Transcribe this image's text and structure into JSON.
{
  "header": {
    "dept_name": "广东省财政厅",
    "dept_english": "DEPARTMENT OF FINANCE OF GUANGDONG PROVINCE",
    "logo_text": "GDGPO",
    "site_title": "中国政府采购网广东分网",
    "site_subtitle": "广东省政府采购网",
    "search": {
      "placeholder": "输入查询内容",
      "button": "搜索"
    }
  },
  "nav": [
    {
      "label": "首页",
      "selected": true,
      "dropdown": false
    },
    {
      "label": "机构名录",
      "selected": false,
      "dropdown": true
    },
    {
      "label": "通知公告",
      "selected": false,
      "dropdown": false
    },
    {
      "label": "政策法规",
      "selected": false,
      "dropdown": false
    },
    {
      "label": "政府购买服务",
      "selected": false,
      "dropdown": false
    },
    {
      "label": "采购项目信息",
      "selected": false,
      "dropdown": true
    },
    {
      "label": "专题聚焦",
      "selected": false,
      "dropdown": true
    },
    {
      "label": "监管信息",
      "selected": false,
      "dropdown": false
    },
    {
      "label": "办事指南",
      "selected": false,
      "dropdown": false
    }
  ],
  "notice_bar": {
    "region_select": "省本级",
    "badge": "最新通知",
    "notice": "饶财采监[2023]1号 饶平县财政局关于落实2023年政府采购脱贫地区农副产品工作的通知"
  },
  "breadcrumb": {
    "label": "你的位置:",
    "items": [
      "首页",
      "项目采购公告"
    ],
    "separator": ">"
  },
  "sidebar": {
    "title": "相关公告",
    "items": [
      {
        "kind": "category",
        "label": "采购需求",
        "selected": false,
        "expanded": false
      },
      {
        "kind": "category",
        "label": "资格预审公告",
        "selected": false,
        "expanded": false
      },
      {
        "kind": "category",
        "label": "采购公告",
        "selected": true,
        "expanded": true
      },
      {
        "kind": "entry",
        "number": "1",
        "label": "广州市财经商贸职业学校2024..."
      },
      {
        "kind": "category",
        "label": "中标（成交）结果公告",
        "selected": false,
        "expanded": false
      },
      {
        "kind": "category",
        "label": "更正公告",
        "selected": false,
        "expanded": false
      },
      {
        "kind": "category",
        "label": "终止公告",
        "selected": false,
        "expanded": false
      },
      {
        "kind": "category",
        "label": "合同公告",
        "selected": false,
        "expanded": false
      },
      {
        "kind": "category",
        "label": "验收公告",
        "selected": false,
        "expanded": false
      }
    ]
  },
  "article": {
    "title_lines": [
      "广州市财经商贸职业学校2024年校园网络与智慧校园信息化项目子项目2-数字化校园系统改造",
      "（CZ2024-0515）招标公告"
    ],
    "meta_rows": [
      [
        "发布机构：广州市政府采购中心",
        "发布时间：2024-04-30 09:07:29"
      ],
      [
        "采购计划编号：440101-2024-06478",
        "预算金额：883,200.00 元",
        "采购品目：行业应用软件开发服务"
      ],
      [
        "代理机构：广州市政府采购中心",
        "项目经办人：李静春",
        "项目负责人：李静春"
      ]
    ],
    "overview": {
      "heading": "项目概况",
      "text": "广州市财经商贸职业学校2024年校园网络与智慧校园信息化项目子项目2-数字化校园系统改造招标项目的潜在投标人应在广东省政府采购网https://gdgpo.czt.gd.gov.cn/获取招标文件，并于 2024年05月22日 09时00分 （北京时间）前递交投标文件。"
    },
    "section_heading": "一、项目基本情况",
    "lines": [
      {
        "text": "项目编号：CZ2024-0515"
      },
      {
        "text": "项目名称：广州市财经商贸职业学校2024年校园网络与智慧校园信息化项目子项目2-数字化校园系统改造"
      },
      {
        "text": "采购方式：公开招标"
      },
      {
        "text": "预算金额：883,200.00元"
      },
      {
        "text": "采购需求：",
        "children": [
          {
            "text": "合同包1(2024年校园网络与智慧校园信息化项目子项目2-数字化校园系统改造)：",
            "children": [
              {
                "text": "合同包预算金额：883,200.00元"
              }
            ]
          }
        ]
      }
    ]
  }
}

**Problem to solve**
Copy out all the entries shown above, character for character.

**Task solution**
Transcribe this image's text and structure into JSON.
{
  "header": {
    "dept_name": "广东省财政厅",
    "dept_english": "DEPARTMENT OF FINANCE OF GUANGDONG PROVINCE",
    "logo_text": "GDGPO",
    "site_title": "中国政府采购网广东分网",
    "site_subtitle": "广东省政府采购网",
    "search": {
      "placeholder": "输入查询内容",
      "button": "搜索"
    }
  },
  "nav": [
    {
      "label": "首页",
      "selected": true,
      "dropdown": false
    },
    {
      "label": "机构名录",
      "selected": false,
      "dropdown": true
    },
    {
      "label": "通知公告",
      "selected": false,
      "dropdown": false
    },
    {
      "label": "政策法规",
      "selected": false,
      "dropdown": false
    },
    {
      "label": "政府购买服务",
      "selected": false,
      "dropdown": false
    },
    {
      "label": "采购项目信息",
      "selected": false,
      "dropdown": true
    },
    {
      "label": "专题聚焦",
      "selected": false,
      "dropdown": true
    },
    {
      "label": "监管信息",
      "selected": false,
      "dropdown": false
    },
    {
      "label": "办事指南",
      "selected": false,
      "dropdown": false
    }
  ],
  "notice_bar": {
    "region_select": "省本级",
    "badge": "最新通知",
    "notice": "饶财采监[2023]1号 饶平县财政局关于落实2023年政府采购脱贫地区农副产品工作的通知"
  },
  "breadcrumb": {
    "label": "你的位置:",
    "items": [
      "首页",
      "项目采购公告"
    ],
    "separator": ">"
  },
  "sidebar": {
    "title": "相关公告",
    "items": [
      {
        "kind": "category",
        "label": "采购需求",
        "selected": false,
        "expanded": false
      },
      {
        "kind": "category",
        "label": "资格预审公告",
        "selected": false,
        "expanded": false
      },
      {
        "kind": "category",
        "label": "采购公告",
        "selected": true,
        "expanded": true
      },
      {
        "kind": "entry",
        "number": "1",
        "label": "广州市财经商贸职业学校2024..."
      },
      {
        "kind": "category",
        "label": "中标（成交）结果公告",
        "selected": false,
        "expanded": false
      },
      {
        "kind": "category",
        "label": "更正公告",
        "selected": false,
        "expanded": false
      },
      {
        "kind": "category",
        "label": "终止公告",
        "selected": false,
        "expanded": false
      },
      {
        "kind": "category",
        "label": "合同公告",
        "selected": false,
        "expanded": false
      },
      {
        "kind": "category",
        "label": "验收公告",
        "selected": false,
        "expanded": false
      }
    ]
  },
  "article": {
    "title_lines": [
      "广州市财经商贸职业学校2024年校园网络与智慧校园信息化项目子项目2-数字化校园系统改造",
      "（CZ2024-0515）招标公告"
    ],
    "meta_rows": [
      [
        "发布机构：广州市政府采购中心",
        "发布时间：2024-04-30 09:07:29"
      ],
      [
        "采购计划编号：440101-2024-06478",
        "预算金额：883,200.00 元",
        "采购品目：行业应用软件开发服务"
      ],
      [
        "代理机构：广州市政府采购中心",
        "项目经办人：李静春",
        "项目负责人：李静春"
      ]
    ],
    "overview": {
      "heading": "项目概况",
      "text": "广州市财经商贸职业学校2024年校园网络与智慧校园信息化项目子项目2-数字化校园系统改造招标项目的潜在投标人应在广东省政府采购网https://gdgpo.czt.gd.gov.cn/获取招标文件，并于 2024年05月22日 09时00分 （北京时间）前递交投标文件。"
    },
    "section_heading": "一、项目基本情况",
    "lines": [
      {
        "text": "项目编号：CZ2024-0515"
      },
      {
        "text": "项目名称：广州市财经商贸职业学校2024年校园网络与智慧校园信息化项目子项目2-数字化校园系统改造"
      },
      {
        "text": "采购方式：公开招标"
      },
      {
        "text": "预算金额：883,200.00元"
      },
      {
        "text": "采购需求：",
        "children": [
          {
            "text": "合同包1(2024年校园网络与智慧校园信息化项目子项目2-数字化校园系统改造)：",
            "children": [
              {
                "text": "合同包预算金额：883,200.00元"
              }
            ]
          }
        ]
      }
    ]
  }
}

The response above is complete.